**TASK REQUIREMENTS**
Each line that holds the word "Kong" should be returned.

**RECORDS TO PROCESS**
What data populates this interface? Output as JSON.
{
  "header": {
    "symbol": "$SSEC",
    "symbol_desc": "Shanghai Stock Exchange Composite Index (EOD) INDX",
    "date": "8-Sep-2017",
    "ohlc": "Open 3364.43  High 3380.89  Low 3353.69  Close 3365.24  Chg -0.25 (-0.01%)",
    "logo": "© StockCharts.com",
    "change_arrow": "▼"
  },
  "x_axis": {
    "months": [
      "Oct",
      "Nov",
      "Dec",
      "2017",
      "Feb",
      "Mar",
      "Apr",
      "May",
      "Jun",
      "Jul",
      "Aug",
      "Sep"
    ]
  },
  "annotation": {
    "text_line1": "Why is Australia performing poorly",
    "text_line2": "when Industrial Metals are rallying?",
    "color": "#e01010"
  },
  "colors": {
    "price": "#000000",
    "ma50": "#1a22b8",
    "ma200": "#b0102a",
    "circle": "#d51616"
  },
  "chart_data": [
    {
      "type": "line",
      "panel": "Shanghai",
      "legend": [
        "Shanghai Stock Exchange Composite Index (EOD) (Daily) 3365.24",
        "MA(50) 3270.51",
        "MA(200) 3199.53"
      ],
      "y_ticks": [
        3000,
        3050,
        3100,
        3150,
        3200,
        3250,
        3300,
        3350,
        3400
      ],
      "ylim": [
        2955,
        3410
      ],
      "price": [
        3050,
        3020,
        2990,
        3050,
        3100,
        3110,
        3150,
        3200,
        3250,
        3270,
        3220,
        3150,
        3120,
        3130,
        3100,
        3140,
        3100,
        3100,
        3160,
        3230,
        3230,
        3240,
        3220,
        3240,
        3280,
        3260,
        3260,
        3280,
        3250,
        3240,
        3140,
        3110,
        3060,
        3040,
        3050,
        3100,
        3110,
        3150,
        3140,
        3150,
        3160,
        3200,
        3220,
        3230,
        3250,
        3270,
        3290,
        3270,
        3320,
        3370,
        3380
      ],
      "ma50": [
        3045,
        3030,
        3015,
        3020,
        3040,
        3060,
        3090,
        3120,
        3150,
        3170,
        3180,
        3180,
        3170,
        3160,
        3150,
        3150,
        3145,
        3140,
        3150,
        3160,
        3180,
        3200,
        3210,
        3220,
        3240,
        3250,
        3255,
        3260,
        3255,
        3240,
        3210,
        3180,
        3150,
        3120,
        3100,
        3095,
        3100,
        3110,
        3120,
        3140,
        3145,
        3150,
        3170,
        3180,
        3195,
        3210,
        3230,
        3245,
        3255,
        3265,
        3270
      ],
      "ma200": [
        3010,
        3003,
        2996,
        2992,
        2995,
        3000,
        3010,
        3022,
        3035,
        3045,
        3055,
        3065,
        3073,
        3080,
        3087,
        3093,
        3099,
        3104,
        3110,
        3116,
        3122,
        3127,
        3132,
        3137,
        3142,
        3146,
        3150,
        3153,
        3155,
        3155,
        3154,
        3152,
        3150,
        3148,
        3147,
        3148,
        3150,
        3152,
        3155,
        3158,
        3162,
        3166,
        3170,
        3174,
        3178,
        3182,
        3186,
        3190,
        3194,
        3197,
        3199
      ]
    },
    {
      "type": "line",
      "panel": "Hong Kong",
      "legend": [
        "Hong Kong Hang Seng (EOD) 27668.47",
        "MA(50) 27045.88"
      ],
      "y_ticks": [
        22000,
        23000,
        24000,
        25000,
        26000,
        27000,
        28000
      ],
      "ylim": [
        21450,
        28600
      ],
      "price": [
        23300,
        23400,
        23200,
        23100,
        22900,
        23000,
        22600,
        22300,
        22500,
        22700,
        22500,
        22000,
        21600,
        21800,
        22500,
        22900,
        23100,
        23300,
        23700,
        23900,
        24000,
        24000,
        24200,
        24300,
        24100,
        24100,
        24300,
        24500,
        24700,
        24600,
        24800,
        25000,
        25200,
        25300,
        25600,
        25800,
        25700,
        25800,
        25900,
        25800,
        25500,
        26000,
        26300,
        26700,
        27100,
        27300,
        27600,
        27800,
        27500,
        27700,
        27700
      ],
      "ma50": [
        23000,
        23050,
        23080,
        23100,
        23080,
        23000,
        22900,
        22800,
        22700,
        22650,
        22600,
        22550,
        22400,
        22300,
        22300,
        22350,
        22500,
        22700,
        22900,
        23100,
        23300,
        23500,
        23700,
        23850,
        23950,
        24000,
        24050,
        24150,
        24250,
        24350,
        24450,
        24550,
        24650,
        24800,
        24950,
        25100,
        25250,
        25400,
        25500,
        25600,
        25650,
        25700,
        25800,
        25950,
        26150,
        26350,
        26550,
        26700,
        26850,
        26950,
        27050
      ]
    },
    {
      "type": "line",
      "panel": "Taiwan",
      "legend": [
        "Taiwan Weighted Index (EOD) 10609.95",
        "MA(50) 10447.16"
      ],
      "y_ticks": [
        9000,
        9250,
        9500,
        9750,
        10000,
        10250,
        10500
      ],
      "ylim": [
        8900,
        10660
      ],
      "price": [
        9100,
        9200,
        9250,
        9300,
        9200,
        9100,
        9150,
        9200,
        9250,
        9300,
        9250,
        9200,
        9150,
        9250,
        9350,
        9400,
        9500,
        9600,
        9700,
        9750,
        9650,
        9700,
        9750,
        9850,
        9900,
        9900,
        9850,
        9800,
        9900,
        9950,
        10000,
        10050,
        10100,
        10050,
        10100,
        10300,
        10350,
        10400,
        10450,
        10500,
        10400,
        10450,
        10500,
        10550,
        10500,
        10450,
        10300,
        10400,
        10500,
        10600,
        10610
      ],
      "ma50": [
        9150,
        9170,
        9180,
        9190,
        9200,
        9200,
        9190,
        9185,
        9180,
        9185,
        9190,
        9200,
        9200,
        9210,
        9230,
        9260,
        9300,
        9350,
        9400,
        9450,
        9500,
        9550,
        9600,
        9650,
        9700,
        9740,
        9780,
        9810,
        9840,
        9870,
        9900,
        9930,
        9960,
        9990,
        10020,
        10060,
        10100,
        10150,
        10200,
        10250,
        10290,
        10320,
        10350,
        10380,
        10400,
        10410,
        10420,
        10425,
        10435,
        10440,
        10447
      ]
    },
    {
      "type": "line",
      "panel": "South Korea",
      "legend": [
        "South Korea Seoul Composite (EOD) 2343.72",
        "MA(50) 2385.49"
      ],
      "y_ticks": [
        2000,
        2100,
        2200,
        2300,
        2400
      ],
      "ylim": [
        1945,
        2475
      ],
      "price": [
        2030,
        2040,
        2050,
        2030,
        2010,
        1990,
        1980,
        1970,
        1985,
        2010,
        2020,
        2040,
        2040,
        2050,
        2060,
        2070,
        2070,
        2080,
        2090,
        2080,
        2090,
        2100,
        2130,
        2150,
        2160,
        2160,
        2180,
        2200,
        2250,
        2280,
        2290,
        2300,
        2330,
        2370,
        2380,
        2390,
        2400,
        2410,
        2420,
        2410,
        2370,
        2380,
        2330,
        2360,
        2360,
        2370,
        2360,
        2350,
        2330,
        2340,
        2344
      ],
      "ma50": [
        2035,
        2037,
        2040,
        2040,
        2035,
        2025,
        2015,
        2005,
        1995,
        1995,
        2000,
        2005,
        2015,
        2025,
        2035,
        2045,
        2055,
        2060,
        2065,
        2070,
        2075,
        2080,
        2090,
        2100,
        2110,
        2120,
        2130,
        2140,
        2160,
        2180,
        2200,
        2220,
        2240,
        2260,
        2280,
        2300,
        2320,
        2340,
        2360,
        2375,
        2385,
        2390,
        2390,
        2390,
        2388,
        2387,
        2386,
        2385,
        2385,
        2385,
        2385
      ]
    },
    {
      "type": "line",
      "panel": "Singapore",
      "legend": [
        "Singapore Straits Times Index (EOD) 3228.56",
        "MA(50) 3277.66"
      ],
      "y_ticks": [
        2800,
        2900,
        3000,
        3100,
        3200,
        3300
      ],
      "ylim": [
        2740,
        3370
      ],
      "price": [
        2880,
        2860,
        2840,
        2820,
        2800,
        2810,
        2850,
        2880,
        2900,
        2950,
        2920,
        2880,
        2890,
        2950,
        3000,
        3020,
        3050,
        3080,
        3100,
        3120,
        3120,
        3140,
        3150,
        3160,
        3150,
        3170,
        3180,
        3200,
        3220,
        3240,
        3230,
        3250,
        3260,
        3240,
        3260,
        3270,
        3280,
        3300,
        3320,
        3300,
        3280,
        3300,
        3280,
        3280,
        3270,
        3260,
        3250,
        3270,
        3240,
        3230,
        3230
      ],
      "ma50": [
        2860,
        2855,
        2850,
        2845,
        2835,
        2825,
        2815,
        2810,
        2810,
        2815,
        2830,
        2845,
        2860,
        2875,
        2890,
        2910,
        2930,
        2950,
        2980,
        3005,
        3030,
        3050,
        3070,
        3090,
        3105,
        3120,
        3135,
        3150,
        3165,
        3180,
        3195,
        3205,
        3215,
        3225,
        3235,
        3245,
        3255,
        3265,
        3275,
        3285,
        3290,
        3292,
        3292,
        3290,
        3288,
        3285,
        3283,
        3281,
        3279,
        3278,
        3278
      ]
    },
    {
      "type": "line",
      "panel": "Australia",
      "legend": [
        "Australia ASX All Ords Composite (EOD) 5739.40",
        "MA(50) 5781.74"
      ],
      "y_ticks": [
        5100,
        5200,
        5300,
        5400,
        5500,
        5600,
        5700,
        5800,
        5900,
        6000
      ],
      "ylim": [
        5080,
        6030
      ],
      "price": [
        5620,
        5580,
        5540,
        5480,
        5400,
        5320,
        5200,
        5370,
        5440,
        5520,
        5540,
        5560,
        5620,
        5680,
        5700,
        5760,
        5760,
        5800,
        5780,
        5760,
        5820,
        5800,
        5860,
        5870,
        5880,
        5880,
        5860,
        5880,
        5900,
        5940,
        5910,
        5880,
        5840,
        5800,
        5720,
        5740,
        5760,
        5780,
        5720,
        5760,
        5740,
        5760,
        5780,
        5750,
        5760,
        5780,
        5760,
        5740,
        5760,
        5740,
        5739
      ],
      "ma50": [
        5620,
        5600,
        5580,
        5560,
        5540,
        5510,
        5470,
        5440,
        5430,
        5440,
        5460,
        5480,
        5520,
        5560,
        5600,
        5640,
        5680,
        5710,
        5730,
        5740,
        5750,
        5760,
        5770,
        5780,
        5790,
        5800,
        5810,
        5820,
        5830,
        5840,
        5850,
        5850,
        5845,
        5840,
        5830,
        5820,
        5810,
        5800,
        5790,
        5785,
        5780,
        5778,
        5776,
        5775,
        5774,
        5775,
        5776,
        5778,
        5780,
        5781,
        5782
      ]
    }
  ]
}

**RESPONSE TO THE EXERCISE**
      "panel": "Hong Kong",
        "Hong Kong Hang Seng (EOD) 27668.47",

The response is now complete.